### Provided records
● ● ● ● ● ● ●

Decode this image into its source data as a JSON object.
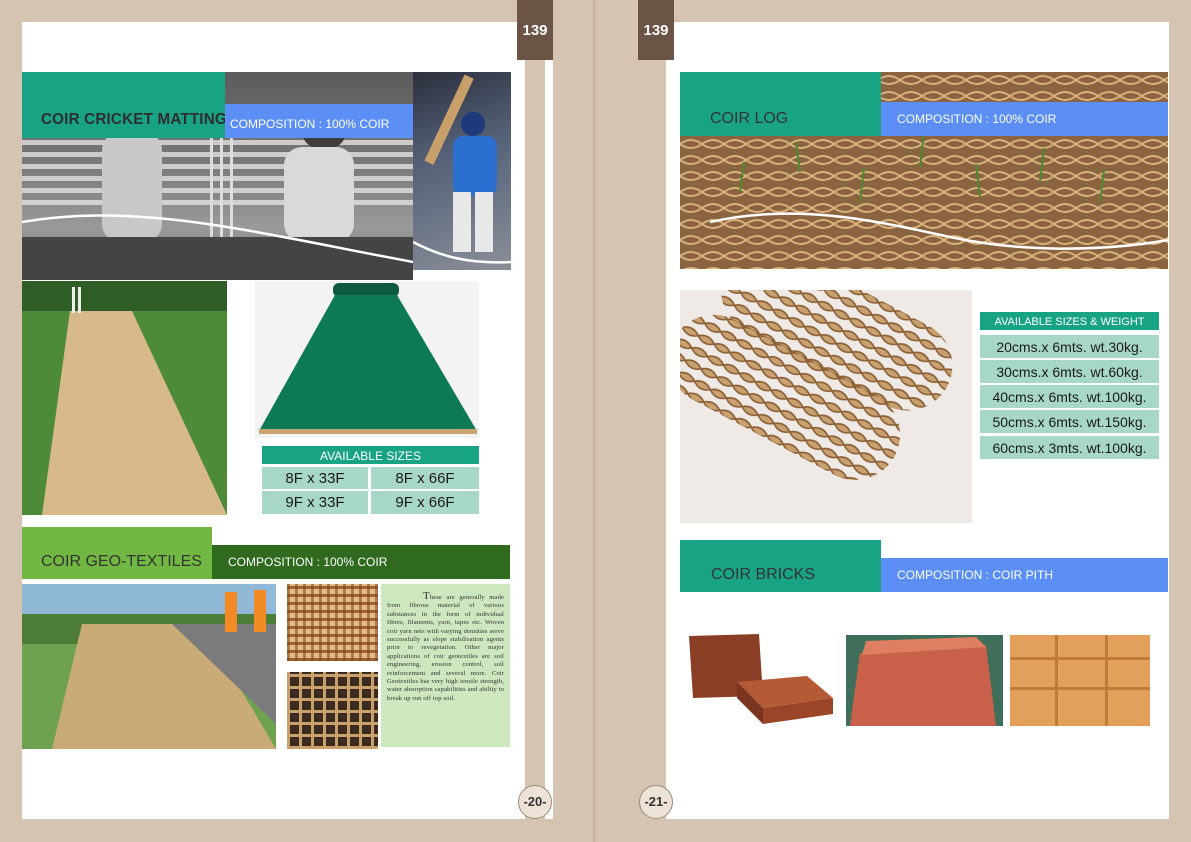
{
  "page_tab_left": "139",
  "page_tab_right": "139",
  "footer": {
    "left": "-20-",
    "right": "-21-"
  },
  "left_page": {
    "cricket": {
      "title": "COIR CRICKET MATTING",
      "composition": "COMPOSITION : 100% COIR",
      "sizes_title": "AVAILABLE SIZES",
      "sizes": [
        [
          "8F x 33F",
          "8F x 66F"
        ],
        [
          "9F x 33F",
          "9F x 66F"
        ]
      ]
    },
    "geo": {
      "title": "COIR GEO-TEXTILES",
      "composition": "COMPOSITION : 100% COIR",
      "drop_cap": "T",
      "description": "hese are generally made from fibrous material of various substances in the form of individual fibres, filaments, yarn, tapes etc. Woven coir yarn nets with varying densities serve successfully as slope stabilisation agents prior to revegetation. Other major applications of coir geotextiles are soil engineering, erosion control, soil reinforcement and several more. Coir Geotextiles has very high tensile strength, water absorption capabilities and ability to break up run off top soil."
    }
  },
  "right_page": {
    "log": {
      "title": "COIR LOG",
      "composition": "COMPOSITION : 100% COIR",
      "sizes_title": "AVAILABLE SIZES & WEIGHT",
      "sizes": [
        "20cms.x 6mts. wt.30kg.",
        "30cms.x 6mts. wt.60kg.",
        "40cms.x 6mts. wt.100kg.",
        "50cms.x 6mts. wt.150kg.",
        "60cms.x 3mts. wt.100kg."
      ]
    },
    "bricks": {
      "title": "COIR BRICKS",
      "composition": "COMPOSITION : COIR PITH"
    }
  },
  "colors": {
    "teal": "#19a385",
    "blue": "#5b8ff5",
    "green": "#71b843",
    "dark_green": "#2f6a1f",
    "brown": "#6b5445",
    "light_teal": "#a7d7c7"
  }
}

● ● ● ● ● ● ●

### To do
Pictures stay out; repeat all the rest of the records exactly.

### Finished exercise
Decode this image into its source data as a JSON object.
{
  "page_tab_left": "139",
  "page_tab_right": "139",
  "footer": {
    "left": "-20-",
    "right": "-21-"
  },
  "left_page": {
    "cricket": {
      "title": "COIR CRICKET MATTING",
      "composition": "COMPOSITION : 100% COIR",
      "sizes_title": "AVAILABLE SIZES",
      "sizes": [
        [
          "8F x 33F",
          "8F x 66F"
        ],
        [
          "9F x 33F",
          "9F x 66F"
        ]
      ]
    },
    "geo": {
      "title": "COIR GEO-TEXTILES",
      "composition": "COMPOSITION : 100% COIR",
      "drop_cap": "T",
      "description": "hese are generally made from fibrous material of various substances in the form of individual fibres, filaments, yarn, tapes etc. Woven coir yarn nets with varying densities serve successfully as slope stabilisation agents prior to revegetation. Other major applications of coir geotextiles are soil engineering, erosion control, soil reinforcement and several more. Coir Geotextiles has very high tensile strength, water absorption capabilities and ability to break up run off top soil."
    }
  },
  "right_page": {
    "log": {
      "title": "COIR LOG",
      "composition": "COMPOSITION : 100% COIR",
      "sizes_title": "AVAILABLE SIZES & WEIGHT",
      "sizes": [
        "20cms.x 6mts. wt.30kg.",
        "30cms.x 6mts. wt.60kg.",
        "40cms.x 6mts. wt.100kg.",
        "50cms.x 6mts. wt.150kg.",
        "60cms.x 3mts. wt.100kg."
      ]
    },
    "bricks": {
      "title": "COIR BRICKS",
      "composition": "COMPOSITION : COIR PITH"
    }
  },
  "colors": {
    "teal": "#19a385",
    "blue": "#5b8ff5",
    "green": "#71b843",
    "dark_green": "#2f6a1f",
    "brown": "#6b5445",
    "light_teal": "#a7d7c7"
  }
}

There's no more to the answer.